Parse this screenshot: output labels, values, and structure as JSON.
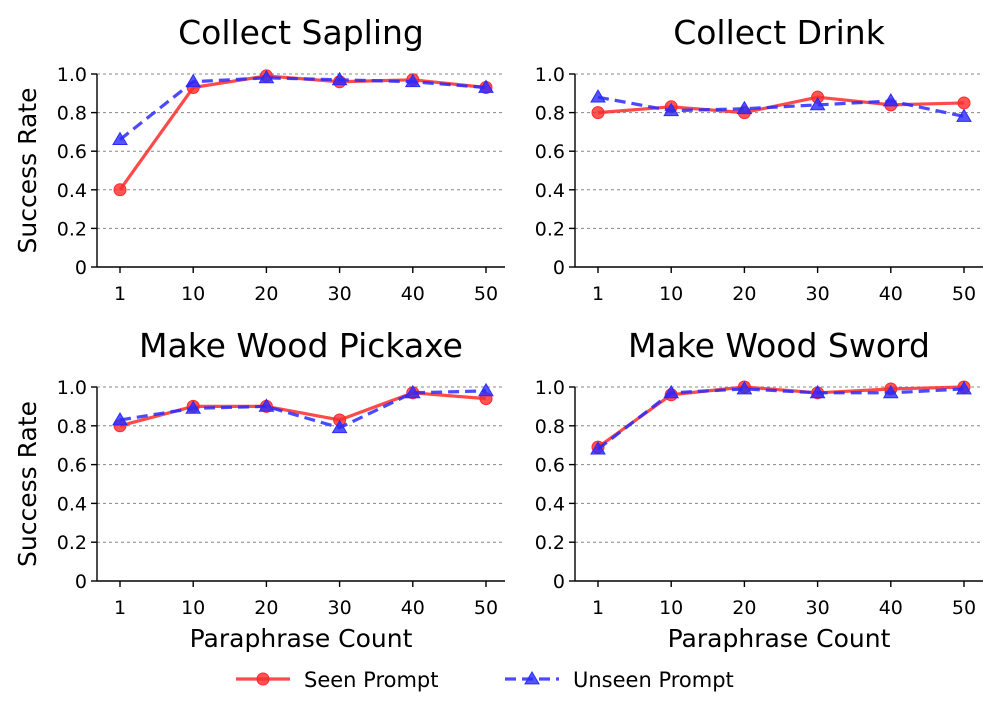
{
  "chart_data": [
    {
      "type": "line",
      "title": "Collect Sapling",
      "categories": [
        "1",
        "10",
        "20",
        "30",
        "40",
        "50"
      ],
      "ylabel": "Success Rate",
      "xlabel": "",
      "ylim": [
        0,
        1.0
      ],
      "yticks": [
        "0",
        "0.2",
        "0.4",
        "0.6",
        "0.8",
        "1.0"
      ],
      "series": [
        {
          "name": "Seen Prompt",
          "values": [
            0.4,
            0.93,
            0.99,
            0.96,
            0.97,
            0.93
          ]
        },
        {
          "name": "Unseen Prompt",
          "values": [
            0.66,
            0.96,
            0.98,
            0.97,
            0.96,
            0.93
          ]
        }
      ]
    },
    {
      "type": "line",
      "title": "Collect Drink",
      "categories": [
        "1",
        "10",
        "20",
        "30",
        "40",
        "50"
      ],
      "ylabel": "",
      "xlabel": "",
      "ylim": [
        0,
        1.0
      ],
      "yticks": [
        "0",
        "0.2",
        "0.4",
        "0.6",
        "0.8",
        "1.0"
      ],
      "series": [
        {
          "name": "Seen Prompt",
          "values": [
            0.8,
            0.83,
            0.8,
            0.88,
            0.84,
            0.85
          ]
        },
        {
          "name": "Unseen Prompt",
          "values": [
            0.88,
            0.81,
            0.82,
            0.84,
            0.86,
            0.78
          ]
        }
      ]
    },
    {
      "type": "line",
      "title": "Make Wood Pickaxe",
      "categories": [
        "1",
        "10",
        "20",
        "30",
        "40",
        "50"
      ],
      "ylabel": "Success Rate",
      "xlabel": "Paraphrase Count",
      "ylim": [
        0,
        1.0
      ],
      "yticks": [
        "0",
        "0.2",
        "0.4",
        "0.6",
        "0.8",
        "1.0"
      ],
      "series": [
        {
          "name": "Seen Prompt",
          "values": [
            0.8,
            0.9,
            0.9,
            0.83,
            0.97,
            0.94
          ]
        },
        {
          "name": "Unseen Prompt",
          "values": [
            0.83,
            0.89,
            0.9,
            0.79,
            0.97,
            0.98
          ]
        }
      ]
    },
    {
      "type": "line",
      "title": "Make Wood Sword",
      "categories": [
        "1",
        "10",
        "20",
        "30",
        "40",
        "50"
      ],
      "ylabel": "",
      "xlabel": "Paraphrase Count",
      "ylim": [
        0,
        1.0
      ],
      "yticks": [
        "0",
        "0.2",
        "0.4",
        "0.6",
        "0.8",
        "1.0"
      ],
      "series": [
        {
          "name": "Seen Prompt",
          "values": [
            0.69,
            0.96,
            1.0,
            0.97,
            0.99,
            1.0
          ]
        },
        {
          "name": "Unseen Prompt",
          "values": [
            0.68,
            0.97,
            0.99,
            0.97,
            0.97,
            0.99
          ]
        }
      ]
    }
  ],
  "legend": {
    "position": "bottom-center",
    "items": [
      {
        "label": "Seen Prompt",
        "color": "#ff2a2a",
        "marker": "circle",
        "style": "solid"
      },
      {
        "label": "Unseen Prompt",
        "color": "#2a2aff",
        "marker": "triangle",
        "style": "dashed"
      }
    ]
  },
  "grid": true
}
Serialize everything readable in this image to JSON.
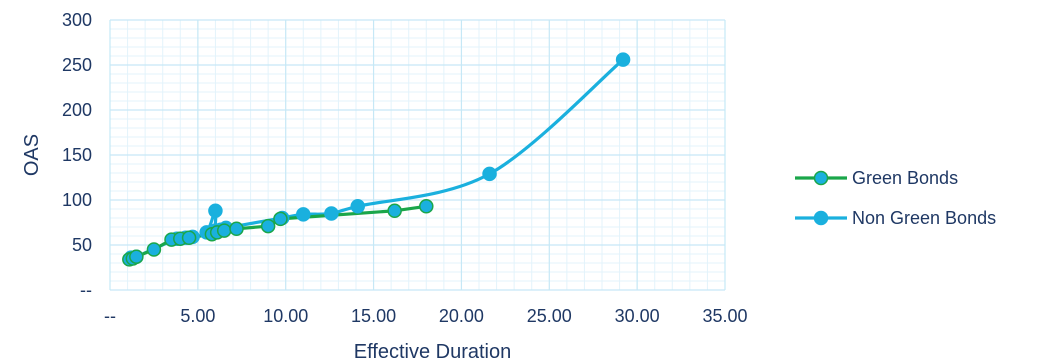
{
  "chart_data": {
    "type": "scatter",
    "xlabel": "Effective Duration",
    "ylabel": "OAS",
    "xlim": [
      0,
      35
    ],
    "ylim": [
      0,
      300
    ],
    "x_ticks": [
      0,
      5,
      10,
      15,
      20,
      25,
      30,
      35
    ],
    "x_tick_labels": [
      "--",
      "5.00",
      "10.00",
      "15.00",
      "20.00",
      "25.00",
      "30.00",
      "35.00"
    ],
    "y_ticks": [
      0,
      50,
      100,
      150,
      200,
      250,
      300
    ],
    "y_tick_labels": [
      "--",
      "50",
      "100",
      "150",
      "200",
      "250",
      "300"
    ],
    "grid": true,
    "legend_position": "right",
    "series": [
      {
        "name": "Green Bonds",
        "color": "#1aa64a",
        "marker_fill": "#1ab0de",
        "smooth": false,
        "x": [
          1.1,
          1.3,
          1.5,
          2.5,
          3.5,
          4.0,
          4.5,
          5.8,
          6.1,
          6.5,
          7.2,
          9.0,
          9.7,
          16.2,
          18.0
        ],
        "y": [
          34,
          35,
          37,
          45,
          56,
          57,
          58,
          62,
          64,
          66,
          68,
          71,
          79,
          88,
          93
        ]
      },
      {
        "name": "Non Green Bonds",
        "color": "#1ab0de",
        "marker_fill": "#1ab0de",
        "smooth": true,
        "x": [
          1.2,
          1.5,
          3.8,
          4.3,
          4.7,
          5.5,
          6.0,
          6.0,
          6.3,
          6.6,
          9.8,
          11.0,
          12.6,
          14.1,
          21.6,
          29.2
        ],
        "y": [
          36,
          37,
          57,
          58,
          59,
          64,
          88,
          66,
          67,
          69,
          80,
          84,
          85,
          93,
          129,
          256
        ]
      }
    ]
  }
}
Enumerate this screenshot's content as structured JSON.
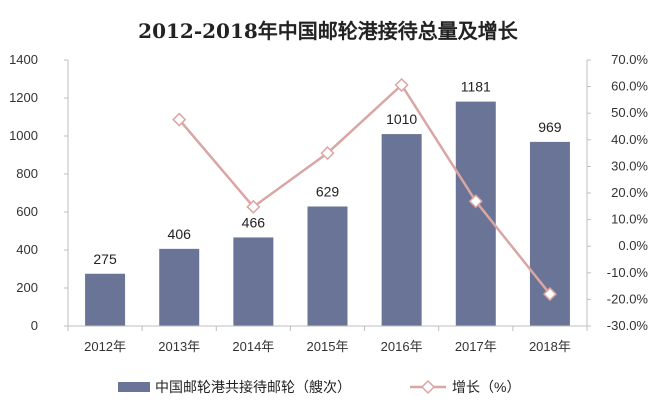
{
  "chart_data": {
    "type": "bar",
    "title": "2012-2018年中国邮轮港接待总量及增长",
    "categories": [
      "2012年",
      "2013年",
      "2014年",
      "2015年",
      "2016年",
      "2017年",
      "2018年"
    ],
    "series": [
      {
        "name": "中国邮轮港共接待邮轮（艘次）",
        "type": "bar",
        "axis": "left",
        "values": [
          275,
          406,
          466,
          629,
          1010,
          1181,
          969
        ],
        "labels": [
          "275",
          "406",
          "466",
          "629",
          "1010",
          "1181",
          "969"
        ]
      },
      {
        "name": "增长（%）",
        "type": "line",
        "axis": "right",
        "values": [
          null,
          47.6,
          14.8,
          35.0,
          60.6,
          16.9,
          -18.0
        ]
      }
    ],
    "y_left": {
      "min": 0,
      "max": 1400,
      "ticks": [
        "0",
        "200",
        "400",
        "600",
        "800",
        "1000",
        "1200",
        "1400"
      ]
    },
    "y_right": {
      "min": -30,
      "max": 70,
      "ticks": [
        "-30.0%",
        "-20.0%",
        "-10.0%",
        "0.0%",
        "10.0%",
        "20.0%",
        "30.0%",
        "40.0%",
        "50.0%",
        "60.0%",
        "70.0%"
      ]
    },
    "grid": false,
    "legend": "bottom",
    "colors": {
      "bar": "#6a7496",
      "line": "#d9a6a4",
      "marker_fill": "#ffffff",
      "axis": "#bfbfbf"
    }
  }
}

════

- [TO BE DONE]
Repeat the data in full and exactly. Omit pictures.

- [THE OUTPUT]
Parse this screenshot: output labels, values, and structure as JSON.
{
  "chart_data": [
    {
      "type": "line",
      "title": "Collect Sapling",
      "categories": [
        "1",
        "10",
        "20",
        "30",
        "40",
        "50"
      ],
      "ylabel": "Success Rate",
      "xlabel": "",
      "ylim": [
        0,
        1.0
      ],
      "yticks": [
        "0",
        "0.2",
        "0.4",
        "0.6",
        "0.8",
        "1.0"
      ],
      "series": [
        {
          "name": "Seen Prompt",
          "values": [
            0.4,
            0.93,
            0.99,
            0.96,
            0.97,
            0.93
          ]
        },
        {
          "name": "Unseen Prompt",
          "values": [
            0.66,
            0.96,
            0.98,
            0.97,
            0.96,
            0.93
          ]
        }
      ]
    },
    {
      "type": "line",
      "title": "Collect Drink",
      "categories": [
        "1",
        "10",
        "20",
        "30",
        "40",
        "50"
      ],
      "ylabel": "",
      "xlabel": "",
      "ylim": [
        0,
        1.0
      ],
      "yticks": [
        "0",
        "0.2",
        "0.4",
        "0.6",
        "0.8",
        "1.0"
      ],
      "series": [
        {
          "name": "Seen Prompt",
          "values": [
            0.8,
            0.83,
            0.8,
            0.88,
            0.84,
            0.85
          ]
        },
        {
          "name": "Unseen Prompt",
          "values": [
            0.88,
            0.81,
            0.82,
            0.84,
            0.86,
            0.78
          ]
        }
      ]
    },
    {
      "type": "line",
      "title": "Make Wood Pickaxe",
      "categories": [
        "1",
        "10",
        "20",
        "30",
        "40",
        "50"
      ],
      "ylabel": "Success Rate",
      "xlabel": "Paraphrase Count",
      "ylim": [
        0,
        1.0
      ],
      "yticks": [
        "0",
        "0.2",
        "0.4",
        "0.6",
        "0.8",
        "1.0"
      ],
      "series": [
        {
          "name": "Seen Prompt",
          "values": [
            0.8,
            0.9,
            0.9,
            0.83,
            0.97,
            0.94
          ]
        },
        {
          "name": "Unseen Prompt",
          "values": [
            0.83,
            0.89,
            0.9,
            0.79,
            0.97,
            0.98
          ]
        }
      ]
    },
    {
      "type": "line",
      "title": "Make Wood Sword",
      "categories": [
        "1",
        "10",
        "20",
        "30",
        "40",
        "50"
      ],
      "ylabel": "",
      "xlabel": "Paraphrase Count",
      "ylim": [
        0,
        1.0
      ],
      "yticks": [
        "0",
        "0.2",
        "0.4",
        "0.6",
        "0.8",
        "1.0"
      ],
      "series": [
        {
          "name": "Seen Prompt",
          "values": [
            0.69,
            0.96,
            1.0,
            0.97,
            0.99,
            1.0
          ]
        },
        {
          "name": "Unseen Prompt",
          "values": [
            0.68,
            0.97,
            0.99,
            0.97,
            0.97,
            0.99
          ]
        }
      ]
    }
  ],
  "legend": {
    "position": "bottom-center",
    "items": [
      {
        "label": "Seen Prompt",
        "color": "#ff2a2a",
        "marker": "circle",
        "style": "solid"
      },
      {
        "label": "Unseen Prompt",
        "color": "#2a2aff",
        "marker": "triangle",
        "style": "dashed"
      }
    ]
  },
  "grid": true
}
Serialize everything readable in this image to JSON.
{
  "chart_data": {
    "type": "scatter",
    "xlabel": "Effective Duration",
    "ylabel": "OAS",
    "xlim": [
      0,
      35
    ],
    "ylim": [
      0,
      300
    ],
    "x_ticks": [
      0,
      5,
      10,
      15,
      20,
      25,
      30,
      35
    ],
    "x_tick_labels": [
      "--",
      "5.00",
      "10.00",
      "15.00",
      "20.00",
      "25.00",
      "30.00",
      "35.00"
    ],
    "y_ticks": [
      0,
      50,
      100,
      150,
      200,
      250,
      300
    ],
    "y_tick_labels": [
      "--",
      "50",
      "100",
      "150",
      "200",
      "250",
      "300"
    ],
    "grid": true,
    "legend_position": "right",
    "series": [
      {
        "name": "Green Bonds",
        "color": "#1aa64a",
        "marker_fill": "#1ab0de",
        "smooth": false,
        "x": [
          1.1,
          1.3,
          1.5,
          2.5,
          3.5,
          4.0,
          4.5,
          5.8,
          6.1,
          6.5,
          7.2,
          9.0,
          9.7,
          16.2,
          18.0
        ],
        "y": [
          34,
          35,
          37,
          45,
          56,
          57,
          58,
          62,
          64,
          66,
          68,
          71,
          79,
          88,
          93
        ]
      },
      {
        "name": "Non Green Bonds",
        "color": "#1ab0de",
        "marker_fill": "#1ab0de",
        "smooth": true,
        "x": [
          1.2,
          1.5,
          3.8,
          4.3,
          4.7,
          5.5,
          6.0,
          6.0,
          6.3,
          6.6,
          9.8,
          11.0,
          12.6,
          14.1,
          21.6,
          29.2
        ],
        "y": [
          36,
          37,
          57,
          58,
          59,
          64,
          88,
          66,
          67,
          69,
          80,
          84,
          85,
          93,
          129,
          256
        ]
      }
    ]
  }
}
Enumerate this screenshot's content as structured JSON.
{
  "chart_data": {
    "type": "bar",
    "title": "2012-2018年中国邮轮港接待总量及增长",
    "categories": [
      "2012年",
      "2013年",
      "2014年",
      "2015年",
      "2016年",
      "2017年",
      "2018年"
    ],
    "series": [
      {
        "name": "中国邮轮港共接待邮轮（艘次）",
        "type": "bar",
        "axis": "left",
        "values": [
          275,
          406,
          466,
          629,
          1010,
          1181,
          969
        ],
        "labels": [
          "275",
          "406",
          "466",
          "629",
          "1010",
          "1181",
          "969"
        ]
      },
      {
        "name": "增长（%）",
        "type": "line",
        "axis": "right",
        "values": [
          null,
          47.6,
          14.8,
          35.0,
          60.6,
          16.9,
          -18.0
        ]
      }
    ],
    "y_left": {
      "min": 0,
      "max": 1400,
      "ticks": [
        "0",
        "200",
        "400",
        "600",
        "800",
        "1000",
        "1200",
        "1400"
      ]
    },
    "y_right": {
      "min": -30,
      "max": 70,
      "ticks": [
        "-30.0%",
        "-20.0%",
        "-10.0%",
        "0.0%",
        "10.0%",
        "20.0%",
        "30.0%",
        "40.0%",
        "50.0%",
        "60.0%",
        "70.0%"
      ]
    },
    "grid": false,
    "legend": "bottom",
    "colors": {
      "bar": "#6a7496",
      "line": "#d9a6a4",
      "marker_fill": "#ffffff",
      "axis": "#bfbfbf"
    }
  }
}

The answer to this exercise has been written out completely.